── MATERIAL FOR THE TASK

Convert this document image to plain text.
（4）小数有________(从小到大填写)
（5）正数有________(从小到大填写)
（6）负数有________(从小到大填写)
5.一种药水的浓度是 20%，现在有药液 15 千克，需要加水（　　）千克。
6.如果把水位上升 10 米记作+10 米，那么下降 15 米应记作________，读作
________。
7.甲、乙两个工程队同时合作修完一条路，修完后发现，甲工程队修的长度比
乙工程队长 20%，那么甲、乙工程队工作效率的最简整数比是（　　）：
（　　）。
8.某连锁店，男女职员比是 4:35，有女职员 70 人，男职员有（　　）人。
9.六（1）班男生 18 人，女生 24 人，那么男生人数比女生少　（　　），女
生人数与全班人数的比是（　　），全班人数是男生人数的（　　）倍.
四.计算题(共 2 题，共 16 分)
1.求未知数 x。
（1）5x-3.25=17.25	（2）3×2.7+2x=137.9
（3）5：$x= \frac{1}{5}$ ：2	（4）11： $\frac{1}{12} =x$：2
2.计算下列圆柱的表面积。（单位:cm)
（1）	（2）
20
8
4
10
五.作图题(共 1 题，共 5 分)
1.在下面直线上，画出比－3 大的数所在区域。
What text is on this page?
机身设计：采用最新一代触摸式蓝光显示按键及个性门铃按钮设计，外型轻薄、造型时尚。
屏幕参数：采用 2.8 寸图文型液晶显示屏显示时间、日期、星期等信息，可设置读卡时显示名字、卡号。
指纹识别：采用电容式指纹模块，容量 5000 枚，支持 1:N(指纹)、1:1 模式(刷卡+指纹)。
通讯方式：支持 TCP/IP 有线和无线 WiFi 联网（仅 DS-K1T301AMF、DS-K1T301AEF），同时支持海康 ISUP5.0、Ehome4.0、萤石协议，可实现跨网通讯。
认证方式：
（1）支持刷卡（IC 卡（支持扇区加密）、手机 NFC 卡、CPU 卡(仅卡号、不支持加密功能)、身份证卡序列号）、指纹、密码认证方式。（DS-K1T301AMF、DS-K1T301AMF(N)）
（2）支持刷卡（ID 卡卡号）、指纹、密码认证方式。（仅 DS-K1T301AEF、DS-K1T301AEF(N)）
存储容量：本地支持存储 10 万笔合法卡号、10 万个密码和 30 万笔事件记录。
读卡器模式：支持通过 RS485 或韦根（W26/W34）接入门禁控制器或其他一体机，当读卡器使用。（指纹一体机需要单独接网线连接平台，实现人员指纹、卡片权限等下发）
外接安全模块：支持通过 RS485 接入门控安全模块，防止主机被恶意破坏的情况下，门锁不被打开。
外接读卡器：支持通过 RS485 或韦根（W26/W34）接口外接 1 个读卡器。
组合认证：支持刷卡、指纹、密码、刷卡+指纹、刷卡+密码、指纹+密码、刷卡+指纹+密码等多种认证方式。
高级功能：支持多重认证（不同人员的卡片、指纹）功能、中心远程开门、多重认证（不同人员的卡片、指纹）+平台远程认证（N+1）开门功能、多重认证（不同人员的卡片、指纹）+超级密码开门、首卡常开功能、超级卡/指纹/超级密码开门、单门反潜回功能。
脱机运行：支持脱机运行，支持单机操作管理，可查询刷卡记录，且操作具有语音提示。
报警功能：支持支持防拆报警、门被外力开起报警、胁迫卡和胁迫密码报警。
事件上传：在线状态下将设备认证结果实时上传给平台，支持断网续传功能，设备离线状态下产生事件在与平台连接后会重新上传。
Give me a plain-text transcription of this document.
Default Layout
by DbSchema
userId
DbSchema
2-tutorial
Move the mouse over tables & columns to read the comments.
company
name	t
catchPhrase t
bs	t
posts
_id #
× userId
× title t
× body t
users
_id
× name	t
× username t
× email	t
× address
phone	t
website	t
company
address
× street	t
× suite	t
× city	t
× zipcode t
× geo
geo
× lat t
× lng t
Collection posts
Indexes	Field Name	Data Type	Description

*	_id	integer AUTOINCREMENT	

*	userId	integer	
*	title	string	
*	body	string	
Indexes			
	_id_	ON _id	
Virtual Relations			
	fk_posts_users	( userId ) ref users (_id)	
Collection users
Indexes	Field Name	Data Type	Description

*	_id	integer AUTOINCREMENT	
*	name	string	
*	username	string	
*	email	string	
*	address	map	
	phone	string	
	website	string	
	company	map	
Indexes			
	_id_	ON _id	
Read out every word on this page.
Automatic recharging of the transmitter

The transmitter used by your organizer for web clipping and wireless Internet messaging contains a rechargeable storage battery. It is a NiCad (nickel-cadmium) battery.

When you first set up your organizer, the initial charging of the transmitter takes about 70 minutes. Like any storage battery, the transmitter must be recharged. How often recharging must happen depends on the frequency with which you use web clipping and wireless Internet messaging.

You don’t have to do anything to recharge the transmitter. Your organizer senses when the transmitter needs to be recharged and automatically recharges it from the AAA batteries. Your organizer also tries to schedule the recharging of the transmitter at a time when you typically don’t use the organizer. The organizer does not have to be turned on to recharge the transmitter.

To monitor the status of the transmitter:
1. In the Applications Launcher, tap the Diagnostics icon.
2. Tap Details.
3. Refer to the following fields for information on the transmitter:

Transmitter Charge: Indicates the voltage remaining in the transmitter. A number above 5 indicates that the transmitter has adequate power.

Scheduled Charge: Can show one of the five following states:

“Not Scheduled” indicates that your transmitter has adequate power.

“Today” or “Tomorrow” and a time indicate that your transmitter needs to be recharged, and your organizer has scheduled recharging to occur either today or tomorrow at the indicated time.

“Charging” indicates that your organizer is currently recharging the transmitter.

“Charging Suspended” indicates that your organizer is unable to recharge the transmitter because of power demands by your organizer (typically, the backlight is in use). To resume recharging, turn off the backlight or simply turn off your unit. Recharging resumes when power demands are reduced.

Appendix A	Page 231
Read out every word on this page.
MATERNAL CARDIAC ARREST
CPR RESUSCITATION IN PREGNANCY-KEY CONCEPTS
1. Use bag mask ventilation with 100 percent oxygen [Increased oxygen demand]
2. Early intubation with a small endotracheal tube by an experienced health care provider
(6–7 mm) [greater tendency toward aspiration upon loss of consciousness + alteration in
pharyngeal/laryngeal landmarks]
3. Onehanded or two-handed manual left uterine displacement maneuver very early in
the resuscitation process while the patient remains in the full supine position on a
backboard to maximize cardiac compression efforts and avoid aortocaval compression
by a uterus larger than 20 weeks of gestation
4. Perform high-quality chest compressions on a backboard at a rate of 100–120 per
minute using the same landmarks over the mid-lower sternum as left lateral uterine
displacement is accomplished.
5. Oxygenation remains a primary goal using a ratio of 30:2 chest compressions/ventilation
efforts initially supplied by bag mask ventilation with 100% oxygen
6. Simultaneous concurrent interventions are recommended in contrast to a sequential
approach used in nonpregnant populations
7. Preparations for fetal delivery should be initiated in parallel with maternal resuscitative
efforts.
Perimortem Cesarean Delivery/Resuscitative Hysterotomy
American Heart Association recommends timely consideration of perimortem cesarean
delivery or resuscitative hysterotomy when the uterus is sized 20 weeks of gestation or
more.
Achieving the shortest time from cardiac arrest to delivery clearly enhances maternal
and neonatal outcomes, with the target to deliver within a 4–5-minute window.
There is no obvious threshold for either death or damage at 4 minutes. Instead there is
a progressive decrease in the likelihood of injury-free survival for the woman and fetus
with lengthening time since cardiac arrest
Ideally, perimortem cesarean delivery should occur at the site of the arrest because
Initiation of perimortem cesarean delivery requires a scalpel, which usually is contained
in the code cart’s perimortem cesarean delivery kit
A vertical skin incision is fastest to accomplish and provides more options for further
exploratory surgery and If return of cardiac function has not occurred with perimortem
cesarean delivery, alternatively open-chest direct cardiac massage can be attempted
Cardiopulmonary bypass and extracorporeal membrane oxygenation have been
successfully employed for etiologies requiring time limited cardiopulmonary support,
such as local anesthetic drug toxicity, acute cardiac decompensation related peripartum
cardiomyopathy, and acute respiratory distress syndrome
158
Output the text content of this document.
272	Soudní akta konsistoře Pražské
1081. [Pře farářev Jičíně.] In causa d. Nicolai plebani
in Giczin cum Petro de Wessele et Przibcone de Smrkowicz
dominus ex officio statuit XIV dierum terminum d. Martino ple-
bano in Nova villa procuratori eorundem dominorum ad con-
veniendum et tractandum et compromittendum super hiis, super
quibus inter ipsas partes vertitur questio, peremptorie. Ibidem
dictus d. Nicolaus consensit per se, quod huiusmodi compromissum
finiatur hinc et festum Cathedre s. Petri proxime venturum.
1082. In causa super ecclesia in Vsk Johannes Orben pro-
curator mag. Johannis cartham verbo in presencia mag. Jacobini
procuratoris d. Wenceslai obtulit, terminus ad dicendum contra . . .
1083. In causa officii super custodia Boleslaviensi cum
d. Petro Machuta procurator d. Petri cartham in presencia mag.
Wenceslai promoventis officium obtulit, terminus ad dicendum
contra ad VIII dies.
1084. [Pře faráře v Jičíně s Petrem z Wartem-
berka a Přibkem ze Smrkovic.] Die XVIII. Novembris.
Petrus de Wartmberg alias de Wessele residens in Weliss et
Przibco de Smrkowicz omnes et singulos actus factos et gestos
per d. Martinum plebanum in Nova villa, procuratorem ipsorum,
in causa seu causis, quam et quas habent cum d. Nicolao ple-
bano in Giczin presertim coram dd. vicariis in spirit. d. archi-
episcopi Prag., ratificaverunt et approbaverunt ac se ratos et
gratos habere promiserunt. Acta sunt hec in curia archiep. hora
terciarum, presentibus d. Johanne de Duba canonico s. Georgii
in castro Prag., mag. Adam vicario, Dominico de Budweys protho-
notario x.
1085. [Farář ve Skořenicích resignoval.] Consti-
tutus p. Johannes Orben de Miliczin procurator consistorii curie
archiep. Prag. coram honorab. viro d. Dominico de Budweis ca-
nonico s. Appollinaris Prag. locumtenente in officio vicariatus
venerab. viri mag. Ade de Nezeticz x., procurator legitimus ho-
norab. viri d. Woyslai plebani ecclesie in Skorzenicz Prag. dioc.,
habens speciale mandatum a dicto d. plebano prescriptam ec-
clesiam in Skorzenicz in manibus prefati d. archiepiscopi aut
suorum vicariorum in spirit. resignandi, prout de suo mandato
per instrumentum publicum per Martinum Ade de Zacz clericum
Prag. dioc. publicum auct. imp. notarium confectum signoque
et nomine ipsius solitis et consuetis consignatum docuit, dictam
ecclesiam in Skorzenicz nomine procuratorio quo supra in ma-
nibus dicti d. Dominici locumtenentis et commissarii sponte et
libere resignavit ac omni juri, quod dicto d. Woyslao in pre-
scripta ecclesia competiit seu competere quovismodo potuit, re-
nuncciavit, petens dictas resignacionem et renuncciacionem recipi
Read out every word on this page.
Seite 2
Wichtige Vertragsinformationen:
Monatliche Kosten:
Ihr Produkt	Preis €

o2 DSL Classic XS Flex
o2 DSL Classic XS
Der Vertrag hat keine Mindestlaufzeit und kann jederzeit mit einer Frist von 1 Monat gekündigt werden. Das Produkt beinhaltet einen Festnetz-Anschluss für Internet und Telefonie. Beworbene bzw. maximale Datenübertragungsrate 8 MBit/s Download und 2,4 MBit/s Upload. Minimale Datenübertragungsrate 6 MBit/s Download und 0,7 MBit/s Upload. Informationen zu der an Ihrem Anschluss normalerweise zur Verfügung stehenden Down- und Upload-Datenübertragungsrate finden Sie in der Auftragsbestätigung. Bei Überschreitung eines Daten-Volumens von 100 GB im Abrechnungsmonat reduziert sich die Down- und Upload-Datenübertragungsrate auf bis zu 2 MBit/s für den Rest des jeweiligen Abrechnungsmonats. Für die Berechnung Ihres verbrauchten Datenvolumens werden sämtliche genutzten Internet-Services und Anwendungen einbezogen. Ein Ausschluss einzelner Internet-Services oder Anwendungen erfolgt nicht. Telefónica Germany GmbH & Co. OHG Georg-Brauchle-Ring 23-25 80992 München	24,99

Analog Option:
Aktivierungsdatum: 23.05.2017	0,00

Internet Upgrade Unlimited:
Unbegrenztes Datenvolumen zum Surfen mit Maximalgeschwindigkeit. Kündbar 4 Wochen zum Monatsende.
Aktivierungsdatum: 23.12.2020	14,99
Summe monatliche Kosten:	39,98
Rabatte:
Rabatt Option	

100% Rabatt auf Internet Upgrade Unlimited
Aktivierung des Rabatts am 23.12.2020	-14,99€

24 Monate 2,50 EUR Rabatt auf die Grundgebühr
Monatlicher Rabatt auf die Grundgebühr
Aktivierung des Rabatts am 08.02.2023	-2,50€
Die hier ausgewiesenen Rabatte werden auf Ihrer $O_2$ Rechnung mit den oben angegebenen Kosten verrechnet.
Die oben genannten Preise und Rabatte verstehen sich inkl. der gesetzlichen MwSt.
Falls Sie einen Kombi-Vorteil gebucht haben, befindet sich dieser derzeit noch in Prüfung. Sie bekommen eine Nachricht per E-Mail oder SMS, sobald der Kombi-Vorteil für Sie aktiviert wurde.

────

_TO DO:_ Using the records above, gather all lines where the string "clipping" is present.

_CORRECT RESULT:_
The transmitter used by your organizer for web clipping and wireless Internet messaging contains a rechargeable storage battery. It is a NiCad (nickel-cadmium) battery.
When you first set up your organizer, the initial charging of the transmitter takes about 70 minutes. Like any storage battery, the transmitter must be recharged. How often recharging must happen depends on the frequency with which you use web clipping and wireless Internet messaging.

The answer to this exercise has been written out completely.